WHAT IS NEEDED:
Lines containing the word "العروس" are to be located and copied.

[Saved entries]
## Start
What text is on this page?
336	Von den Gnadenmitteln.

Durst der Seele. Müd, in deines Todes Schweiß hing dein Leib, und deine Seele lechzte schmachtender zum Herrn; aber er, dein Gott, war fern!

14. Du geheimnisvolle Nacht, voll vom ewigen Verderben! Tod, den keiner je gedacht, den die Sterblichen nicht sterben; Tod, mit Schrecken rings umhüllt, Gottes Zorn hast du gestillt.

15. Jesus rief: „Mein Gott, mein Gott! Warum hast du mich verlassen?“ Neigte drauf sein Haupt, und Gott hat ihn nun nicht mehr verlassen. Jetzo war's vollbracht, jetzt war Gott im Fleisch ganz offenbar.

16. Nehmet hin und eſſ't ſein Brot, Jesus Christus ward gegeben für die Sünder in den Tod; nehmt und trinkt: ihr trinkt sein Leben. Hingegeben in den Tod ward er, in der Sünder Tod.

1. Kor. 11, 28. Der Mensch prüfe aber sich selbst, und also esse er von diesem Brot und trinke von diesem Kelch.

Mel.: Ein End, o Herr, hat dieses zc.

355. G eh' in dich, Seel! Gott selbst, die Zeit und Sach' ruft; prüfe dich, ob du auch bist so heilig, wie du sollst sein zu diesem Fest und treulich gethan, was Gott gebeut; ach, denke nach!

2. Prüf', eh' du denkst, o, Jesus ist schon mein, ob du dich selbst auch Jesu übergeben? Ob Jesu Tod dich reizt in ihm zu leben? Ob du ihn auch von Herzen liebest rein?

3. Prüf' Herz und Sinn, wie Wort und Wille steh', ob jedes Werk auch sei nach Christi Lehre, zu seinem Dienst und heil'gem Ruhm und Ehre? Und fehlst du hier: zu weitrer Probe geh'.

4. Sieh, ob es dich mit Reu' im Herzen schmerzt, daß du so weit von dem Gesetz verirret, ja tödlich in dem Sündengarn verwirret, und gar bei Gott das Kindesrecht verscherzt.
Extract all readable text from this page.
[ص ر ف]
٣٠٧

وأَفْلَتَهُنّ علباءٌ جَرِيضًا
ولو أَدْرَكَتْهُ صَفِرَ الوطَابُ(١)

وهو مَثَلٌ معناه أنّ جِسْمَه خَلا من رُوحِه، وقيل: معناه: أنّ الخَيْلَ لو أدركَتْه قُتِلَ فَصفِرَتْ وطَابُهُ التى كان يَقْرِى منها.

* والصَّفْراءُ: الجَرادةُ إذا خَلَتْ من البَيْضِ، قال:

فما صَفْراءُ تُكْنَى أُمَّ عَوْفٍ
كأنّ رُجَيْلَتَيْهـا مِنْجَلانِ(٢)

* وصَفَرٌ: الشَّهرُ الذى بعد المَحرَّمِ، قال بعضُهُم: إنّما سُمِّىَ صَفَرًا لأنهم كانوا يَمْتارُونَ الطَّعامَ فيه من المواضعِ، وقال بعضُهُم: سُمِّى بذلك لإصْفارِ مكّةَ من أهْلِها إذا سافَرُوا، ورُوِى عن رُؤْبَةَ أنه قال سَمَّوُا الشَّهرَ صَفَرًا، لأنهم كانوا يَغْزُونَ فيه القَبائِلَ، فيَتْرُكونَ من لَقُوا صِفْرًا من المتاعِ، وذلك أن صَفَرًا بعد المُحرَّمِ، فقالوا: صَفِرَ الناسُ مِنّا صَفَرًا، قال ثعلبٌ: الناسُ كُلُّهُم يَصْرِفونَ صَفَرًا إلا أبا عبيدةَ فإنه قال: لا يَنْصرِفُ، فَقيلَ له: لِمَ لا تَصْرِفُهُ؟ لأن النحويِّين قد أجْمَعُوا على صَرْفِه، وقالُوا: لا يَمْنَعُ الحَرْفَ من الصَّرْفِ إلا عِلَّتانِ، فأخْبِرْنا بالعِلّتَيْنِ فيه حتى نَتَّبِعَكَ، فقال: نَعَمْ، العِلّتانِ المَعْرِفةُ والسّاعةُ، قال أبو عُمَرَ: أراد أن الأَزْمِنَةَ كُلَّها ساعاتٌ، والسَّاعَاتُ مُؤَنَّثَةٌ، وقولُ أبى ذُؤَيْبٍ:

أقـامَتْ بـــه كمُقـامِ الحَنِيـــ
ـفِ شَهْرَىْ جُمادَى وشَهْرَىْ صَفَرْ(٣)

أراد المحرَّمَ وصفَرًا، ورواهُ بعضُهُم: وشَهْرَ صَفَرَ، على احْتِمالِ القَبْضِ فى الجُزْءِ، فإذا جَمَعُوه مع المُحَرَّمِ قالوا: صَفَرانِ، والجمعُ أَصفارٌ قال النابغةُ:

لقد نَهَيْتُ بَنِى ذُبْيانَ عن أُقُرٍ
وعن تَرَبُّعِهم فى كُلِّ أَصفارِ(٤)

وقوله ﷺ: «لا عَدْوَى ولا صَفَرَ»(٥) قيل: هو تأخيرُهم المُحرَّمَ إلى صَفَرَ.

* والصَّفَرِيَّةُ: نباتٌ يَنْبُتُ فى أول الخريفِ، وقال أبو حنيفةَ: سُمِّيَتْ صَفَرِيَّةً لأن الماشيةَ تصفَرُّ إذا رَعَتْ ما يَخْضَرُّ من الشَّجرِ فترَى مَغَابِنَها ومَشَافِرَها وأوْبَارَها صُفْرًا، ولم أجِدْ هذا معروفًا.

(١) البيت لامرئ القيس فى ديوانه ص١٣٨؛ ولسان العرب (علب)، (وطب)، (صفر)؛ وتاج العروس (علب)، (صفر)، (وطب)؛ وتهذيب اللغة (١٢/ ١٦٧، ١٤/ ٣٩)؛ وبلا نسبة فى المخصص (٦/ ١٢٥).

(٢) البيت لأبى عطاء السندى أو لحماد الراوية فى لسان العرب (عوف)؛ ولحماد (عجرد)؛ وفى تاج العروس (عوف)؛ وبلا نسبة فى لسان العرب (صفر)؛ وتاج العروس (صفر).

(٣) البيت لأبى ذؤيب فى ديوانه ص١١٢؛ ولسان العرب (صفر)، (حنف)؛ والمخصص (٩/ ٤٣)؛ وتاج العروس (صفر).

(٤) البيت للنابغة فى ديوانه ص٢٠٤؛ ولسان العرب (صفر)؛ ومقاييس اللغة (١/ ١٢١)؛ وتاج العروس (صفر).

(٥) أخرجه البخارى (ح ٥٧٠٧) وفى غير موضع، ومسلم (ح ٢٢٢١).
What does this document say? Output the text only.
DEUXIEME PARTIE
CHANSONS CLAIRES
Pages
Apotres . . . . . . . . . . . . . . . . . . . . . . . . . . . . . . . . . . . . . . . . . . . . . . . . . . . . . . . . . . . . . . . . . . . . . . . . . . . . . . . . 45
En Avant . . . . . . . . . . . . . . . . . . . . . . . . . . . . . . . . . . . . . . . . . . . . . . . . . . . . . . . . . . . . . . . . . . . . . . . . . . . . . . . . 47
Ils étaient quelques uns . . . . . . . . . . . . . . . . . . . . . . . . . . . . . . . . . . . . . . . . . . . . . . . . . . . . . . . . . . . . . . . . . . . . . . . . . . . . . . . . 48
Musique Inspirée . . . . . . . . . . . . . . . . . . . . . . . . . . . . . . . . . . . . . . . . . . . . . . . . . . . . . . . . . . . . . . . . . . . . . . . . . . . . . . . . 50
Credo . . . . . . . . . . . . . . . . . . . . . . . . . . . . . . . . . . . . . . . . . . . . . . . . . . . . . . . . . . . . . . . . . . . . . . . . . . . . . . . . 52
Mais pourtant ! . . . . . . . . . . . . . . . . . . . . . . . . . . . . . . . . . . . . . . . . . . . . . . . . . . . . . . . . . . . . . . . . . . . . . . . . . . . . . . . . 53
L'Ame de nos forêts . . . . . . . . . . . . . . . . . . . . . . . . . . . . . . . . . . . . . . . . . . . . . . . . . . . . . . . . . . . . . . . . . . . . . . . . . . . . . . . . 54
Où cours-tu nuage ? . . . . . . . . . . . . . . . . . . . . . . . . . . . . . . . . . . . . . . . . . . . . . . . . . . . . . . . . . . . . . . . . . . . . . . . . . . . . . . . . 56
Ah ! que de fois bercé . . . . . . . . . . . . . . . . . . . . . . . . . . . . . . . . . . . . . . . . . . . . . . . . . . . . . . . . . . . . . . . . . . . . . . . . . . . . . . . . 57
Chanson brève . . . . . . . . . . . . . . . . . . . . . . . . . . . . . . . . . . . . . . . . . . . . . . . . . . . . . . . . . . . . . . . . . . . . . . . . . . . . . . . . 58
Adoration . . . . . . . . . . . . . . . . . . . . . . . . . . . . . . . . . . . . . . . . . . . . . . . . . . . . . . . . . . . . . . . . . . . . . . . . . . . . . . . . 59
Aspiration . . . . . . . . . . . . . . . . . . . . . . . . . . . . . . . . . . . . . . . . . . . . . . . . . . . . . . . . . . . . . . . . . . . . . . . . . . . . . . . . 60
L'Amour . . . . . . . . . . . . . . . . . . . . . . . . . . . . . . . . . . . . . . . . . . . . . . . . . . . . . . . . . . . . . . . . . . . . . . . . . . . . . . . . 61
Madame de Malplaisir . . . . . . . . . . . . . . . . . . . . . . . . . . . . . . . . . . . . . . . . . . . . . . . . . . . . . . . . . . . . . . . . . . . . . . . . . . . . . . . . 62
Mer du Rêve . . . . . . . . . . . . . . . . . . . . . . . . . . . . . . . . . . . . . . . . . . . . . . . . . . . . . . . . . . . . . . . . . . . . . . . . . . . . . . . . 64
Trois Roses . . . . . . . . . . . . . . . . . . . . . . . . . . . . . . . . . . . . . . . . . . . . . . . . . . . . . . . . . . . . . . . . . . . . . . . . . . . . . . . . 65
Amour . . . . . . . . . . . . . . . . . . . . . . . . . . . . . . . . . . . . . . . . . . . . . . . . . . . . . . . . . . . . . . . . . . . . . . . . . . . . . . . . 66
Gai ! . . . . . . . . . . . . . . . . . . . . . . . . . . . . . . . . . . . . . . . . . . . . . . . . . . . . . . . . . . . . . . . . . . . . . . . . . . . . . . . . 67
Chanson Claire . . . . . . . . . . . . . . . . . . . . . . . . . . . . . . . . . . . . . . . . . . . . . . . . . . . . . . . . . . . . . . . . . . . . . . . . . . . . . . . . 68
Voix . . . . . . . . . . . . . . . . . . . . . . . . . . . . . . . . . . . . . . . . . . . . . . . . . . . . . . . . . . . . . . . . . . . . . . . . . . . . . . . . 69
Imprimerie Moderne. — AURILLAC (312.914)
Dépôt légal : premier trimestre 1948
## End
EXPECTED OUTPUT:
(١) البيت لامرئ القيس فى ديوانه ص١٣٨؛ ولسان العرب (علب)، (وطب)، (صفر)؛ وتاج العروس (علب)، (صفر)، (وطب)؛ وتهذيب اللغة (١٢/ ١٦٧، ١٤/ ٣٩)؛ وبلا نسبة فى المخصص (٦/ ١٢٥).
(٢) البيت لأبى عطاء السندى أو لحماد الراوية فى لسان العرب (عوف)؛ ولحماد (عجرد)؛ وفى تاج العروس (عوف)؛ وبلا نسبة فى لسان العرب (صفر)؛ وتاج العروس (صفر).
(٣) البيت لأبى ذؤيب فى ديوانه ص١١٢؛ ولسان العرب (صفر)، (حنف)؛ والمخصص (٩/ ٤٣)؛ وتاج العروس (صفر).
(٤) البيت للنابغة فى ديوانه ص٢٠٤؛ ولسان العرب (صفر)؛ ومقاييس اللغة (١/ ١٢١)؛ وتاج العروس (صفر).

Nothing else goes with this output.